*BRIEF*. Look through the records below and collect all lines that hold the string "subtitle".

*PROVIDED DATA*.
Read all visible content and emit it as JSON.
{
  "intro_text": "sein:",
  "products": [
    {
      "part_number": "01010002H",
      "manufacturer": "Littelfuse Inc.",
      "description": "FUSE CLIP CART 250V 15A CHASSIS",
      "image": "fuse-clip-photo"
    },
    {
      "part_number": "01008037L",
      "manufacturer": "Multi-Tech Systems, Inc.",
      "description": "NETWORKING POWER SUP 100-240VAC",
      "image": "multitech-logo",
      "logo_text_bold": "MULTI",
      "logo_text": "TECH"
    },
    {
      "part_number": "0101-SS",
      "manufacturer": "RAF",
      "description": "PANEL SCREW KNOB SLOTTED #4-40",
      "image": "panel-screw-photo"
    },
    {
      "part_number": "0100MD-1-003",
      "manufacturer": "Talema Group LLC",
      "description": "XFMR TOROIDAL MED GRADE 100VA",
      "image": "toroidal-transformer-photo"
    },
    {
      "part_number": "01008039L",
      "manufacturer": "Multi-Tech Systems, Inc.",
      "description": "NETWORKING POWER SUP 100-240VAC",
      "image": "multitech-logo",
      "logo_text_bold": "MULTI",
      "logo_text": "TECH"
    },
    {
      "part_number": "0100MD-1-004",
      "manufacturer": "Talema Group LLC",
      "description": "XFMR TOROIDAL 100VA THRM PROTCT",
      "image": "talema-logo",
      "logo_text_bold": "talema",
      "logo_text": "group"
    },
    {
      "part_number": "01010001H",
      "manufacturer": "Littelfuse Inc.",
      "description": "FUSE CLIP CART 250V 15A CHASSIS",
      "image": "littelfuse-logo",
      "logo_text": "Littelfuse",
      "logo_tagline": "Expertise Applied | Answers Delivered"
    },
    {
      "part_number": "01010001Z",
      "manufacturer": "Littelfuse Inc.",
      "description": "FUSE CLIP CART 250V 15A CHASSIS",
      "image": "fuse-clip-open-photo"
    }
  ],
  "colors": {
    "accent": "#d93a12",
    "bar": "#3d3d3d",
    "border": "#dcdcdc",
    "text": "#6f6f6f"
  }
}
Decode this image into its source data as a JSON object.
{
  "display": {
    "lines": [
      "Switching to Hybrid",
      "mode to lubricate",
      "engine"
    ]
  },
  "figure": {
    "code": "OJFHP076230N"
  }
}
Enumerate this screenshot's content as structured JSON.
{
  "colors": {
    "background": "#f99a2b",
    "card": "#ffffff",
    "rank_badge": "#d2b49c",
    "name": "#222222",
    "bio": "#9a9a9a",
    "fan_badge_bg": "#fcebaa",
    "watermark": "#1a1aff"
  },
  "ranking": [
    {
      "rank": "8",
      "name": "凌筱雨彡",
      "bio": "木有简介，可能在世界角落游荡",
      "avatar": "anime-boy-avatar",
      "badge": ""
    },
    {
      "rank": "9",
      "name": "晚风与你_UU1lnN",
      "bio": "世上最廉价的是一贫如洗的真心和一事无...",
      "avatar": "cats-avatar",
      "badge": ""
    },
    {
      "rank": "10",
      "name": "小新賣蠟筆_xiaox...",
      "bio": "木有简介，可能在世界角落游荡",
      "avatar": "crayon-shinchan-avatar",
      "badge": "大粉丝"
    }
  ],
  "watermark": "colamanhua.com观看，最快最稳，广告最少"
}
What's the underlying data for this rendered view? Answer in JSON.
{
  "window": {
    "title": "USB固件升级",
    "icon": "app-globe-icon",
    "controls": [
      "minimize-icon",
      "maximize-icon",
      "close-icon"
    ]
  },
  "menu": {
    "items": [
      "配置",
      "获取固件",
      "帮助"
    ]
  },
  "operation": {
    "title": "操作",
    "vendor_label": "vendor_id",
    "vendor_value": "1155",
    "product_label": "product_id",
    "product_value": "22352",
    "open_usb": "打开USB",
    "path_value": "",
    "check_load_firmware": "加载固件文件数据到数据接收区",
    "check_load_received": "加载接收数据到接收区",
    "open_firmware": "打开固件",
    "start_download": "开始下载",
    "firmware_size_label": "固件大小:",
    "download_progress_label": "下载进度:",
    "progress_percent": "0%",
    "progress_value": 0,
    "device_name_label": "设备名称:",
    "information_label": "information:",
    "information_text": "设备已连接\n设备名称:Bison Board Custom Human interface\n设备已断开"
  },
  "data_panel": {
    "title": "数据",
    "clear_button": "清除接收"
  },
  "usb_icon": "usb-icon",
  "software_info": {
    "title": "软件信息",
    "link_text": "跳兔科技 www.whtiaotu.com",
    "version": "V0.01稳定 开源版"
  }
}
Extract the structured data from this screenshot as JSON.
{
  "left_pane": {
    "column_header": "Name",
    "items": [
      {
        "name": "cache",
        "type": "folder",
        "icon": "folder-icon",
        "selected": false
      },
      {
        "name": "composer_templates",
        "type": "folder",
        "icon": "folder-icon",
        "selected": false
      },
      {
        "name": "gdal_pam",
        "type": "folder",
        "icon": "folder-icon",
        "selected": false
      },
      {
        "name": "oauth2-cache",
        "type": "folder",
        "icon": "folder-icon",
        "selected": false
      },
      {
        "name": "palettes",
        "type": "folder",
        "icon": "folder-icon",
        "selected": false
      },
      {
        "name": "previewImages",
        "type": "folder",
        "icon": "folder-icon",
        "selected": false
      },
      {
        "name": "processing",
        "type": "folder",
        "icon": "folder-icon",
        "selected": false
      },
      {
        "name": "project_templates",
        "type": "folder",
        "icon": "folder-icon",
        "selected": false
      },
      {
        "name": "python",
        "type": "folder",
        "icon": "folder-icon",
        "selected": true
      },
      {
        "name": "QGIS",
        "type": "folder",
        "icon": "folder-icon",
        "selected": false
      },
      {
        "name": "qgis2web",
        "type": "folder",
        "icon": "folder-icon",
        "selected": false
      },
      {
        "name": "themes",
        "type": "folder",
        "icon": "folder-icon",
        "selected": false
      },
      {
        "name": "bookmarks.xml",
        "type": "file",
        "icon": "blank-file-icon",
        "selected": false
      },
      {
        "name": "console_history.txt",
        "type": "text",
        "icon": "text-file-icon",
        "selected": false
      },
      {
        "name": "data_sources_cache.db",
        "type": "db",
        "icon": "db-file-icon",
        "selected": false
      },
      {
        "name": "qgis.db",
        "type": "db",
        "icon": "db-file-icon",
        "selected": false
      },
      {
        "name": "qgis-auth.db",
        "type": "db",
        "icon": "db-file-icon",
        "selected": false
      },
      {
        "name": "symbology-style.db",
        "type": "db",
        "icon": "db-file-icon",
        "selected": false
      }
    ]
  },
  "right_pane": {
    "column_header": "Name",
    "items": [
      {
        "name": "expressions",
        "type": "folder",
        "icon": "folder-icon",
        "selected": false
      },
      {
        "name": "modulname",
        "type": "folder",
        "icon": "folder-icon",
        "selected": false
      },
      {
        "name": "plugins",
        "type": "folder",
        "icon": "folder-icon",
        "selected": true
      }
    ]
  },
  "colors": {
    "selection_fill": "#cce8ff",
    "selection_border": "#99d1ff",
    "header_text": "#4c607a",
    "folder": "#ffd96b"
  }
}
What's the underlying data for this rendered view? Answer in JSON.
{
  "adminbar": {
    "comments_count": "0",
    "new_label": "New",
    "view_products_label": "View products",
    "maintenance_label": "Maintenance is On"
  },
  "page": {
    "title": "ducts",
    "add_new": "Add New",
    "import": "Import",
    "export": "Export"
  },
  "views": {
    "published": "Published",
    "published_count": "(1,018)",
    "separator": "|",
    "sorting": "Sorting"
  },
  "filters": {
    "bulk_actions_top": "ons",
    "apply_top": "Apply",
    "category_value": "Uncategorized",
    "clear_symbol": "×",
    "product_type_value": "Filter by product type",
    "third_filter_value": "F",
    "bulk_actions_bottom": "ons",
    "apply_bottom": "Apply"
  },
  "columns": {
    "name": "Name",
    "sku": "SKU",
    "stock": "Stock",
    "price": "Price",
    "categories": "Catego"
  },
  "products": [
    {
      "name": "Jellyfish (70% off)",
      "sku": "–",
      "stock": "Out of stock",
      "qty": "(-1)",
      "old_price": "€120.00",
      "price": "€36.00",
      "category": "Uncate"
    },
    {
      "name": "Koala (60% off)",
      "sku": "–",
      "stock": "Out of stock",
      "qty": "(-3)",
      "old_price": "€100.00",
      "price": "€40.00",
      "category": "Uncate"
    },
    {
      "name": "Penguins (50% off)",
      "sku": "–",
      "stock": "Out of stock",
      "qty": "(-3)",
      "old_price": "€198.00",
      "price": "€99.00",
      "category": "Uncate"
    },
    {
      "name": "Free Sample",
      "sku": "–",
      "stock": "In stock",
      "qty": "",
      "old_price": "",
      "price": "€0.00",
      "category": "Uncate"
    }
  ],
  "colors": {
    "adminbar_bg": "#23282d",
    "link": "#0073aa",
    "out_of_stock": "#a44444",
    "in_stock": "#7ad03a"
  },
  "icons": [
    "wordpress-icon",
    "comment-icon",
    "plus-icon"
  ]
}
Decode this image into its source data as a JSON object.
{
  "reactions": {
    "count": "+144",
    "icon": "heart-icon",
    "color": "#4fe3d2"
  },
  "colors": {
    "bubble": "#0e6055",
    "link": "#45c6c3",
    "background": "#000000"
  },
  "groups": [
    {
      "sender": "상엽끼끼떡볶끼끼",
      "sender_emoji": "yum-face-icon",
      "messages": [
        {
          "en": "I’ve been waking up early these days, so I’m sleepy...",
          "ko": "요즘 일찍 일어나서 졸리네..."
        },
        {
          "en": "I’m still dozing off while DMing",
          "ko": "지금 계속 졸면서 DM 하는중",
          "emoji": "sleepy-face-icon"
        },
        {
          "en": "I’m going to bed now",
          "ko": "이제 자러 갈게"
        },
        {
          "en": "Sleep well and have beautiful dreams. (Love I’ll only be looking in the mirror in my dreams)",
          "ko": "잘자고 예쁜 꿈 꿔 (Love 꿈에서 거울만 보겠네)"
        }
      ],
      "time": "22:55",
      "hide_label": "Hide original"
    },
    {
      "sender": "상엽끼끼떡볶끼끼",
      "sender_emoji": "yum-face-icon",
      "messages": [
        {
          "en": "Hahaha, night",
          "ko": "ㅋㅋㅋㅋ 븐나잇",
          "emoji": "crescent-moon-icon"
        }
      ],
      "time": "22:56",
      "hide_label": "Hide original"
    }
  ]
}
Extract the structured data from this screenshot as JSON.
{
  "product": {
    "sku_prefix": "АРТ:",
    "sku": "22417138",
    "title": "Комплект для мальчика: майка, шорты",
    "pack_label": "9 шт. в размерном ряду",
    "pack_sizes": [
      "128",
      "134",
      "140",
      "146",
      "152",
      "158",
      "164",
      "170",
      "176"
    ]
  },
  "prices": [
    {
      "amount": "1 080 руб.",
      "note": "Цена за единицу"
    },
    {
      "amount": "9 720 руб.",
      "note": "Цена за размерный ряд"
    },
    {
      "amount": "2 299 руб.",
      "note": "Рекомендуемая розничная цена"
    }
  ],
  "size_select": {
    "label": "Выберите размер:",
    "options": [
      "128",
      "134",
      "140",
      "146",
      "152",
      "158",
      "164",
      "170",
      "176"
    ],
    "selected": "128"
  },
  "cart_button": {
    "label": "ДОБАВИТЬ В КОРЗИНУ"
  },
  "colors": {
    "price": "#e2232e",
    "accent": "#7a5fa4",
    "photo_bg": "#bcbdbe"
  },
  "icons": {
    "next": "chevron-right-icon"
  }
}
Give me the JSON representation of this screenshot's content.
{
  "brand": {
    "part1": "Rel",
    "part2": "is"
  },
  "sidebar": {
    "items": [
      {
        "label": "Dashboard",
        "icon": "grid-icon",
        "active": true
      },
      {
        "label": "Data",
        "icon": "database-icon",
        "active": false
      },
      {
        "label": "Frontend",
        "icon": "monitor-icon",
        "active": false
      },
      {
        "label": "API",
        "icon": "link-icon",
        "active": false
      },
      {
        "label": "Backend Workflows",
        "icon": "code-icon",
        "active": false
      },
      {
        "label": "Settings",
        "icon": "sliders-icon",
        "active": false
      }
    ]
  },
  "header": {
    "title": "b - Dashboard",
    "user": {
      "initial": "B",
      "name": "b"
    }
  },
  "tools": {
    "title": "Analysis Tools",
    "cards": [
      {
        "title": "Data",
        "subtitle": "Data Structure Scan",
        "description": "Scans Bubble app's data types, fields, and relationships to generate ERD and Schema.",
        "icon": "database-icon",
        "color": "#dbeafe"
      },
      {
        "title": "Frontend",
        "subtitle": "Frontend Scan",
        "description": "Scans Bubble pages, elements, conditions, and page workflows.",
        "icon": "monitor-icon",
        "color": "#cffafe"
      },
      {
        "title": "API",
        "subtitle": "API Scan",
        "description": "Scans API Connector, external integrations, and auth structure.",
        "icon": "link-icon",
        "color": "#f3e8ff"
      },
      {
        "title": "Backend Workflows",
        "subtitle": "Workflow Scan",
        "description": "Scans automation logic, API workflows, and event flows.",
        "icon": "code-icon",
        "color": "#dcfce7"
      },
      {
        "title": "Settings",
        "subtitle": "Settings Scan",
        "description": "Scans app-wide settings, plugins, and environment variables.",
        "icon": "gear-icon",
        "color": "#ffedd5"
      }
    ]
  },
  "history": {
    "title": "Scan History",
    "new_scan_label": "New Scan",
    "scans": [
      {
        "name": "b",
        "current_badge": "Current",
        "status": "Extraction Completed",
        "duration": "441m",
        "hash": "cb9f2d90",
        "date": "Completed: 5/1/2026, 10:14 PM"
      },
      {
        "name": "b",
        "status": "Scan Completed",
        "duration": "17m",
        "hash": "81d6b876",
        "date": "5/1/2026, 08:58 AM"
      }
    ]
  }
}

*COMPLETED TASK*.
        "subtitle": "Data Structure Scan",
        "subtitle": "Frontend Scan",
        "subtitle": "API Scan",
        "subtitle": "Workflow Scan",
        "subtitle": "Settings Scan",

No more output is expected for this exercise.